[Recorded data]
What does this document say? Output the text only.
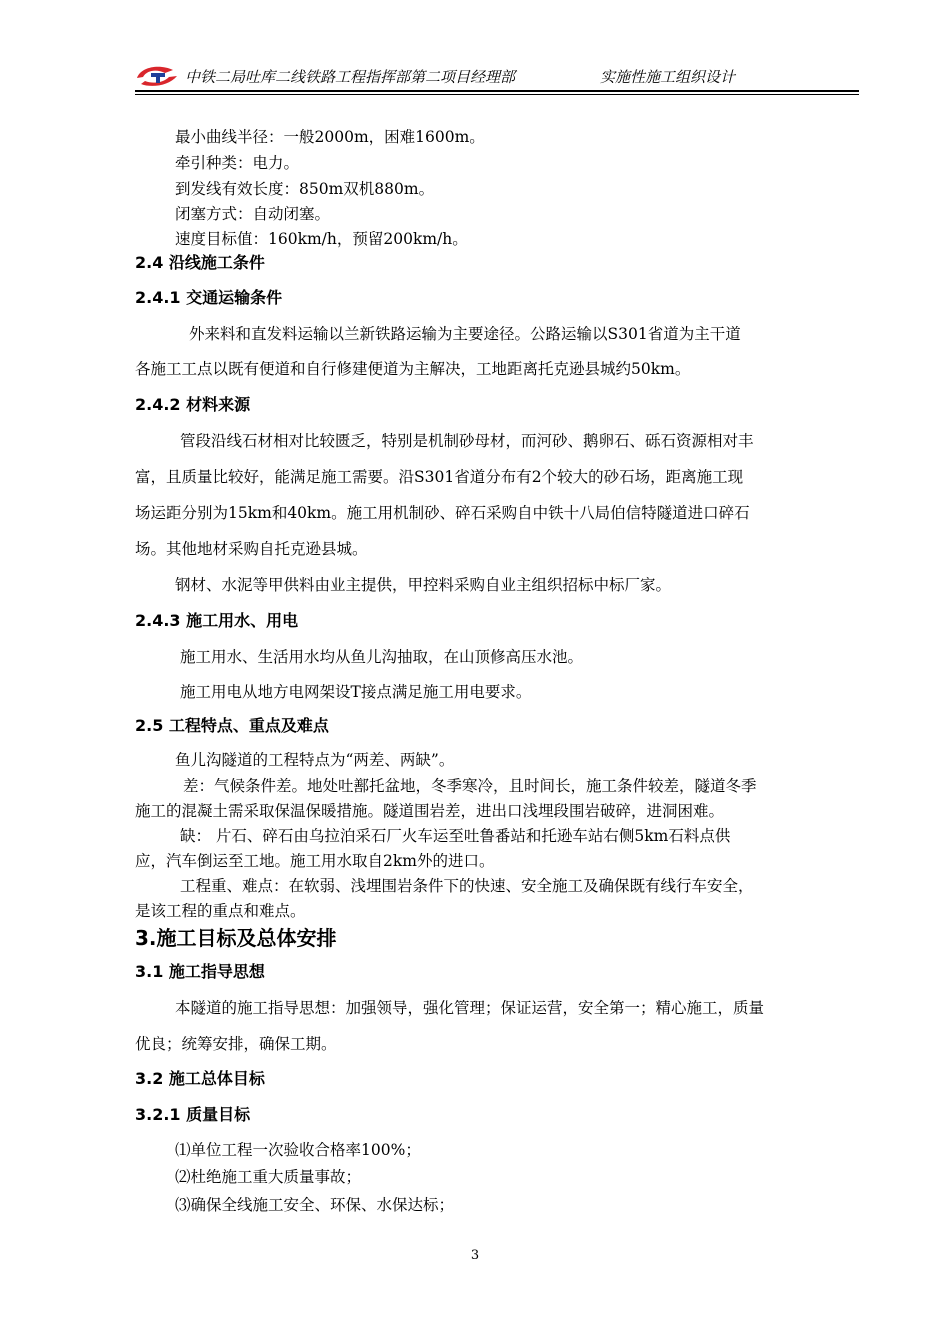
中铁二局吐库二线铁路工程指挥部第二项目经理部	实施性施工组织设计
最小曲线半径：一般2000m，困难1600m。
牵引种类：电力。
到发线有效长度：850m双机880m。
闭塞方式：自动闭塞。
速度目标值：160km/h，预留200km/h。
2.4 沿线施工条件
2.4.1 交通运输条件
外来料和直发料运输以兰新铁路运输为主要途径。公路运输以S301省道为主干道
各施工工点以既有便道和自行修建便道为主解决，工地距离托克逊县城约50km。
2.4.2 材料来源
管段沿线石材相对比较匮乏，特别是机制砂母材，而河砂、鹅卵石、砾石资源相对丰
富，且质量比较好，能满足施工需要。沿S301省道分布有2个较大的砂石场，距离施工现
场运距分别为15km和40km。施工用机制砂、碎石采购自中铁十八局伯信特隧道进口碎石
场。其他地材采购自托克逊县城。
钢材、水泥等甲供料由业主提供，甲控料采购自业主组织招标中标厂家。
2.4.3 施工用水、用电
施工用水、生活用水均从鱼儿沟抽取，在山顶修高压水池。
施工用电从地方电网架设T接点满足施工用电要求。
2.5 工程特点、重点及难点
鱼儿沟隧道的工程特点为“两差、两缺”。
差：气候条件差。地处吐鄯托盆地，冬季寒冷，且时间长，施工条件较差，隧道冬季
施工的混凝土需采取保温保暖措施。隧道围岩差，进出口浅埋段围岩破碎，进洞困难。
缺： 片石、碎石由乌拉泊采石厂火车运至吐鲁番站和托逊车站右侧5km石料点供
应，汽车倒运至工地。施工用水取自2km外的进口。
工程重、难点：在软弱、浅埋围岩条件下的快速、安全施工及确保既有线行车安全，
是该工程的重点和难点。
3.施工目标及总体安排
3.1 施工指导思想
本隧道的施工指导思想：加强领导，强化管理；保证运营，安全第一；精心施工，质量
优良；统筹安排，确保工期。
3.2 施工总体目标
3.2.1 质量目标
⑴单位工程一次验收合格率100%；
⑵杜绝施工重大质量事故；
⑶确保全线施工安全、环保、水保达标；
3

*Request*: Write out every line above exactly as it is, leaving out the pictures.

*Finished exercise*:
What does this document say? Output the text only.
中铁二局吐库二线铁路工程指挥部第二项目经理部	实施性施工组织设计
最小曲线半径：一般2000m，困难1600m。
牵引种类：电力。
到发线有效长度：850m双机880m。
闭塞方式：自动闭塞。
速度目标值：160km/h，预留200km/h。
2.4 沿线施工条件
2.4.1 交通运输条件
外来料和直发料运输以兰新铁路运输为主要途径。公路运输以S301省道为主干道
各施工工点以既有便道和自行修建便道为主解决，工地距离托克逊县城约50km。
2.4.2 材料来源
管段沿线石材相对比较匮乏，特别是机制砂母材，而河砂、鹅卵石、砾石资源相对丰
富，且质量比较好，能满足施工需要。沿S301省道分布有2个较大的砂石场，距离施工现
场运距分别为15km和40km。施工用机制砂、碎石采购自中铁十八局伯信特隧道进口碎石
场。其他地材采购自托克逊县城。
钢材、水泥等甲供料由业主提供，甲控料采购自业主组织招标中标厂家。
2.4.3 施工用水、用电
施工用水、生活用水均从鱼儿沟抽取，在山顶修高压水池。
施工用电从地方电网架设T接点满足施工用电要求。
2.5 工程特点、重点及难点
鱼儿沟隧道的工程特点为“两差、两缺”。
差：气候条件差。地处吐鄯托盆地，冬季寒冷，且时间长，施工条件较差，隧道冬季
施工的混凝土需采取保温保暖措施。隧道围岩差，进出口浅埋段围岩破碎，进洞困难。
缺： 片石、碎石由乌拉泊采石厂火车运至吐鲁番站和托逊车站右侧5km石料点供
应，汽车倒运至工地。施工用水取自2km外的进口。
工程重、难点：在软弱、浅埋围岩条件下的快速、安全施工及确保既有线行车安全，
是该工程的重点和难点。
3.施工目标及总体安排
3.1 施工指导思想
本隧道的施工指导思想：加强领导，强化管理；保证运营，安全第一；精心施工，质量
优良；统筹安排，确保工期。
3.2 施工总体目标
3.2.1 质量目标
⑴单位工程一次验收合格率100%；
⑵杜绝施工重大质量事故；
⑶确保全线施工安全、环保、水保达标；
3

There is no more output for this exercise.